■ Exercise requirements
Select the lines that hold the word "이름으로" and copy each one.

START Data entries

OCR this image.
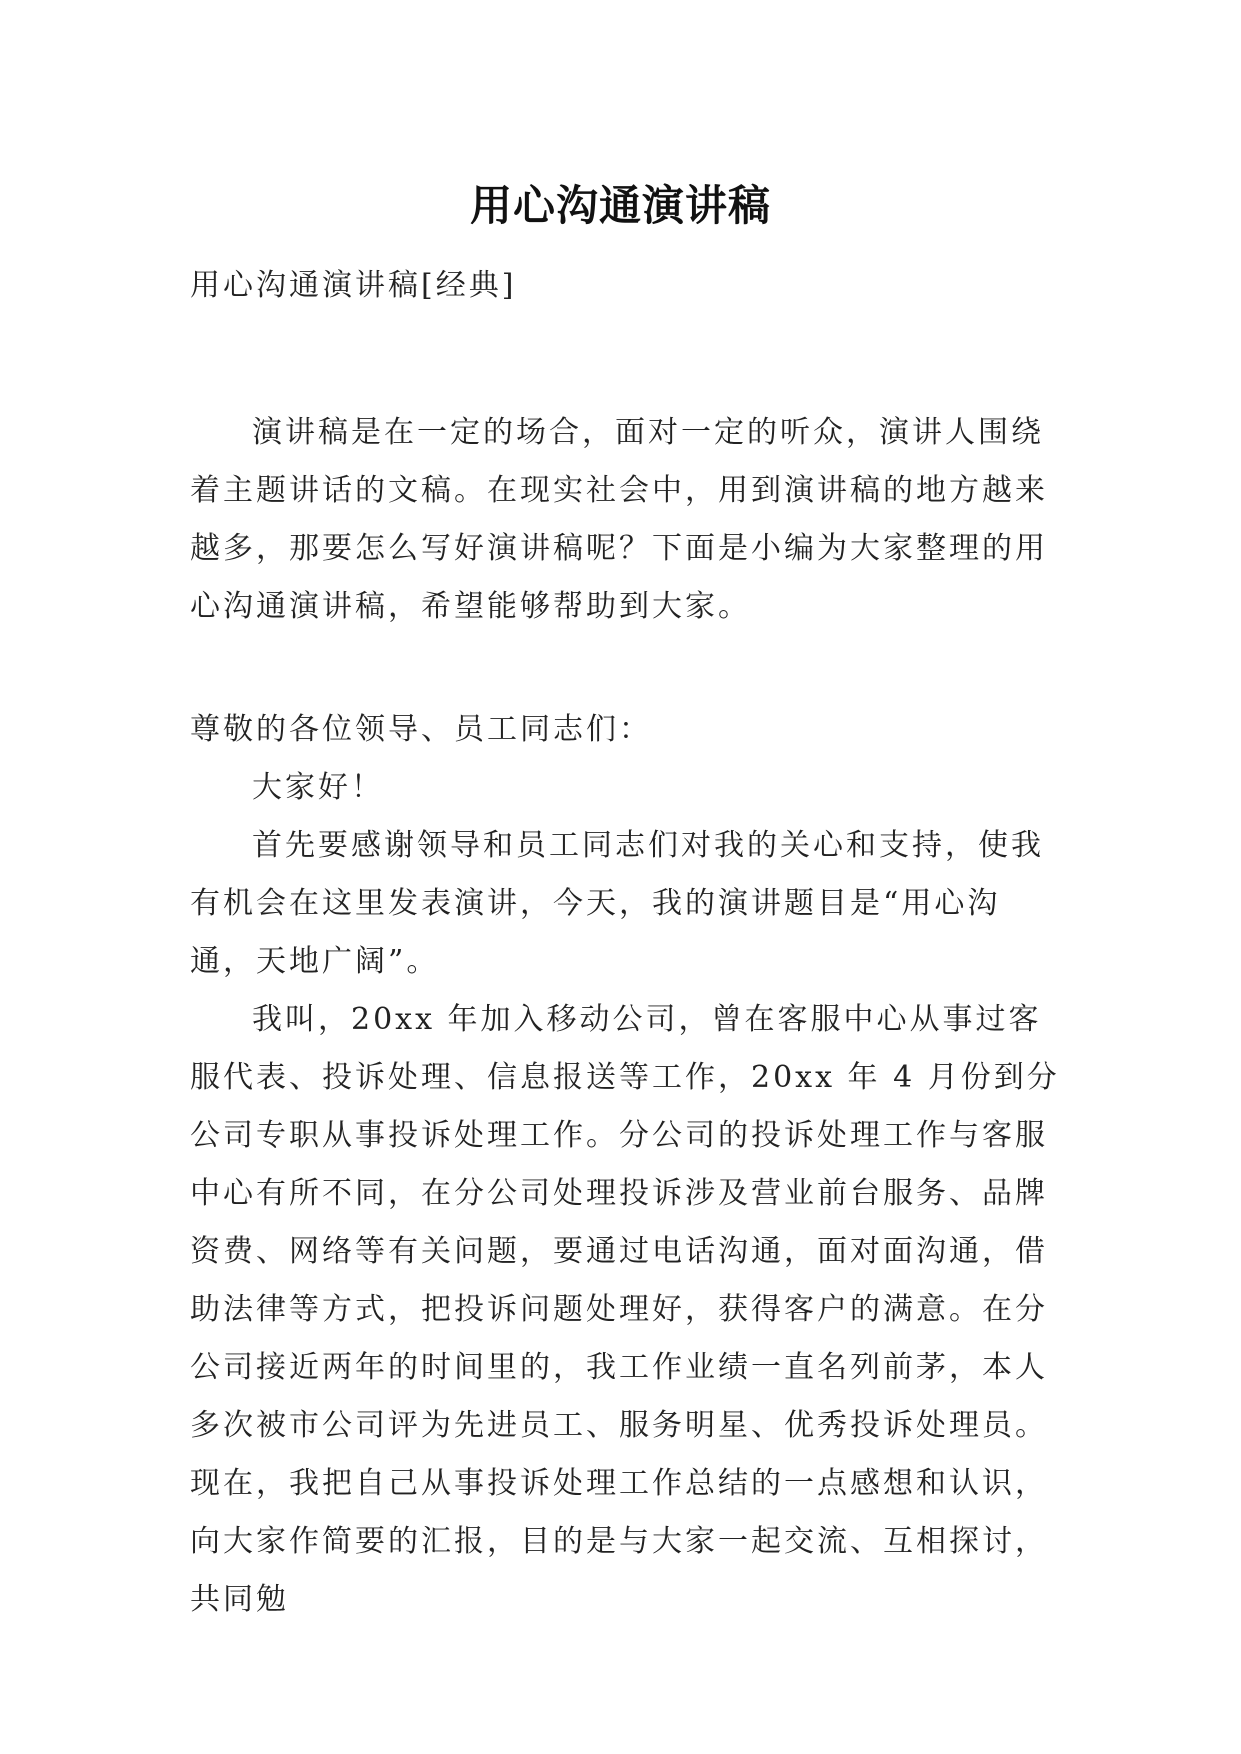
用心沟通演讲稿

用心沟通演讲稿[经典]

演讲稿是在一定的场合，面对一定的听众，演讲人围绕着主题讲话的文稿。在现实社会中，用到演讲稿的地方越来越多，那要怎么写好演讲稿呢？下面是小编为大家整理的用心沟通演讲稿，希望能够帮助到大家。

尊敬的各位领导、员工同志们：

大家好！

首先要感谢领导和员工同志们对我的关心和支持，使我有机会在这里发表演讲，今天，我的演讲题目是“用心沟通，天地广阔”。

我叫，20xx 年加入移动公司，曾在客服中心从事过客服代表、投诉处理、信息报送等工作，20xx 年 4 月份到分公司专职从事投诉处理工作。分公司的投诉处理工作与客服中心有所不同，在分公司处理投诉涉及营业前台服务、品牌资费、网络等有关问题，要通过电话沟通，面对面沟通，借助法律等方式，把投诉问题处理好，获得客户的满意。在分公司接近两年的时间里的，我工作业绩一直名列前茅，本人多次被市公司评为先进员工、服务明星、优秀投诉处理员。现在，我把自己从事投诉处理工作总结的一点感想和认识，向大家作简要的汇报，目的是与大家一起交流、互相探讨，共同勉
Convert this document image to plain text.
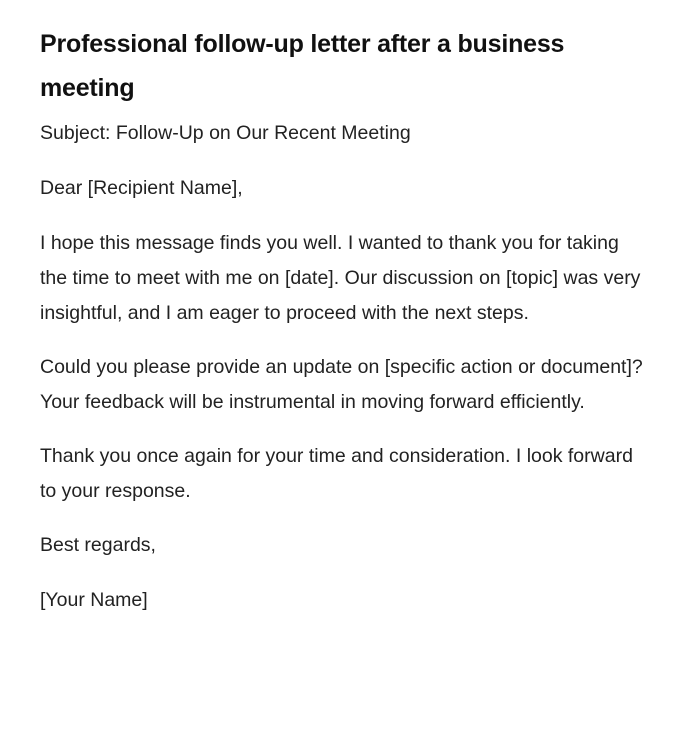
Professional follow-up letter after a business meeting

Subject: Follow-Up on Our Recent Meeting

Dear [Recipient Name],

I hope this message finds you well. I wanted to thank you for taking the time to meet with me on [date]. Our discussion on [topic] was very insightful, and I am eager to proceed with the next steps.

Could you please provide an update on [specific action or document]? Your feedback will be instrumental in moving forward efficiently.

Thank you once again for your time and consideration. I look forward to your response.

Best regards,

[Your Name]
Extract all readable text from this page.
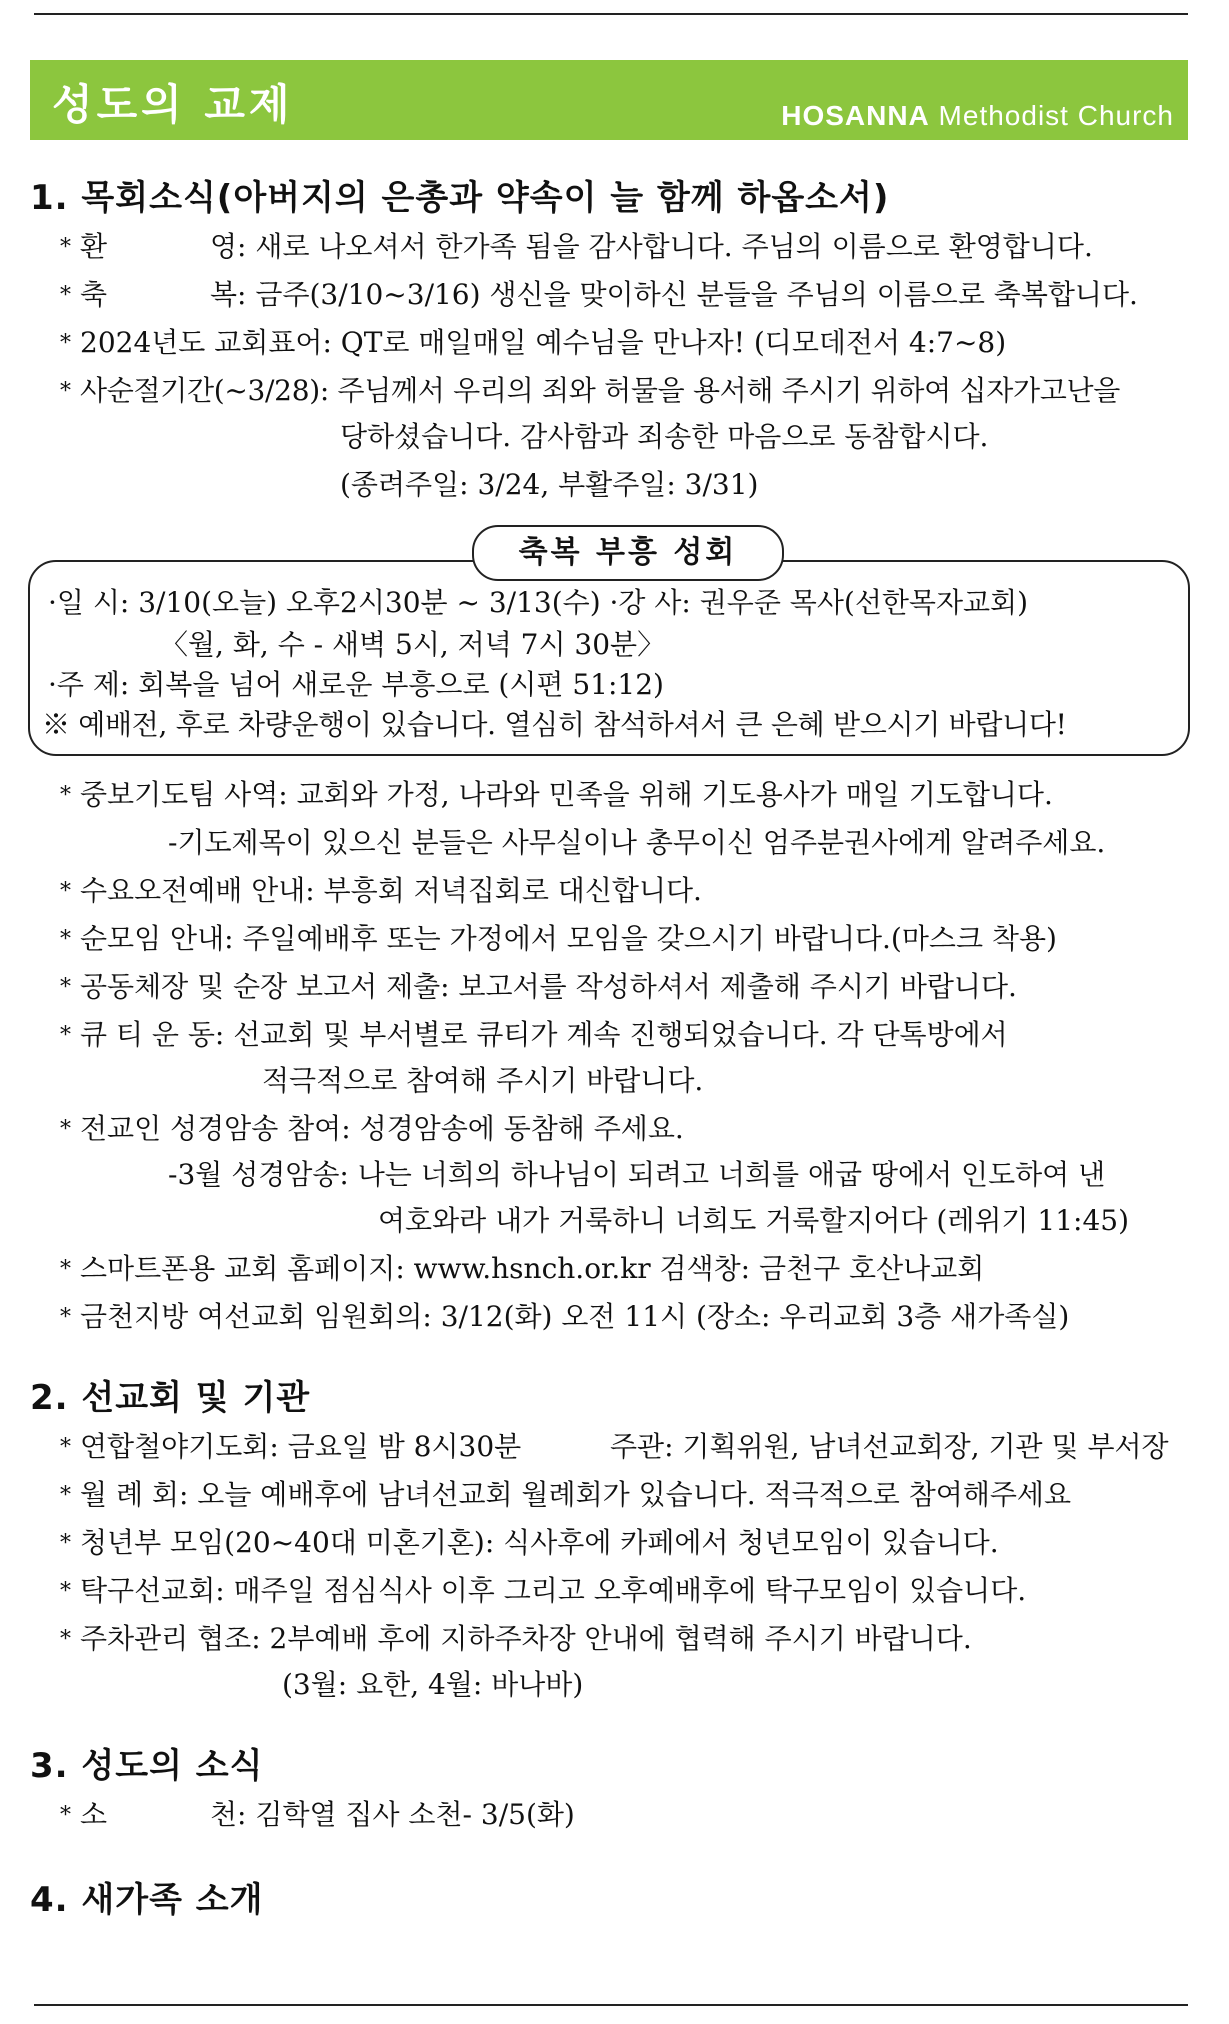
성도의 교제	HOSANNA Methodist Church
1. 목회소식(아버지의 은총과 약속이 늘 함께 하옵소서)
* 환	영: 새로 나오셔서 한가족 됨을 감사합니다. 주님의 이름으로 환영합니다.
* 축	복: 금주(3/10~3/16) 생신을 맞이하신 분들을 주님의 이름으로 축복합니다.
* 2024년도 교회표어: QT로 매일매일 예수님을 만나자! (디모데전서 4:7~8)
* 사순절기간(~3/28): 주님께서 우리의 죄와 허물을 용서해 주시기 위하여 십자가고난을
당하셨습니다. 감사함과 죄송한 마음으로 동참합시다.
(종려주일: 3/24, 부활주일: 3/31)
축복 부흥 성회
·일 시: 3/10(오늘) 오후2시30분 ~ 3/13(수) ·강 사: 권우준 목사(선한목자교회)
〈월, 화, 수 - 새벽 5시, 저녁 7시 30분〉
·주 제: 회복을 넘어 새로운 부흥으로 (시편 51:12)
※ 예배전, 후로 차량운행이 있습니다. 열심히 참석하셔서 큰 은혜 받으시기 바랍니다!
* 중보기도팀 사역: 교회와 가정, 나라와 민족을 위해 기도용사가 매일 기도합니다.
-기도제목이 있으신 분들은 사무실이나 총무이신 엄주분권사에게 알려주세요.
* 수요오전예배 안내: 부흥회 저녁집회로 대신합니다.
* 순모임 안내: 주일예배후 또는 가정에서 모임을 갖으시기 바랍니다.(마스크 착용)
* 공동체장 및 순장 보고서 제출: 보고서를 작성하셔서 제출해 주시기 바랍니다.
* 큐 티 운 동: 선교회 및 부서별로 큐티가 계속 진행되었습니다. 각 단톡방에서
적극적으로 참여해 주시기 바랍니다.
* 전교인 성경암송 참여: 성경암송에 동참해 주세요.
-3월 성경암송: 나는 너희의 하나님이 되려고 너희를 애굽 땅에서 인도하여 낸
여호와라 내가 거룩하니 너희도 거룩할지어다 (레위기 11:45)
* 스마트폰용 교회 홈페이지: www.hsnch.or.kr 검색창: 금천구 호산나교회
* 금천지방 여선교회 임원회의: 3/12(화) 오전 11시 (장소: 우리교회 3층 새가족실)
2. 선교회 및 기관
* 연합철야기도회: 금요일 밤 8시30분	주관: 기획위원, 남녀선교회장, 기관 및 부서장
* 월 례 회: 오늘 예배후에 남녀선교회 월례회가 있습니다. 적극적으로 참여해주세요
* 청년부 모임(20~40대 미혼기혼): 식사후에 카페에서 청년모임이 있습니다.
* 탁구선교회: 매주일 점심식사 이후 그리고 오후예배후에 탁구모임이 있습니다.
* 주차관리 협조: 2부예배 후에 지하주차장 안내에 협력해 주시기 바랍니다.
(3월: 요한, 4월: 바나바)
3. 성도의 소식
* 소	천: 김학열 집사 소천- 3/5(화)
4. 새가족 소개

END Data entries

■ Output of the exercise
* 환	영: 새로 나오셔서 한가족 됨을 감사합니다. 주님의 이름으로 환영합니다.
* 축	복: 금주(3/10~3/16) 생신을 맞이하신 분들을 주님의 이름으로 축복합니다.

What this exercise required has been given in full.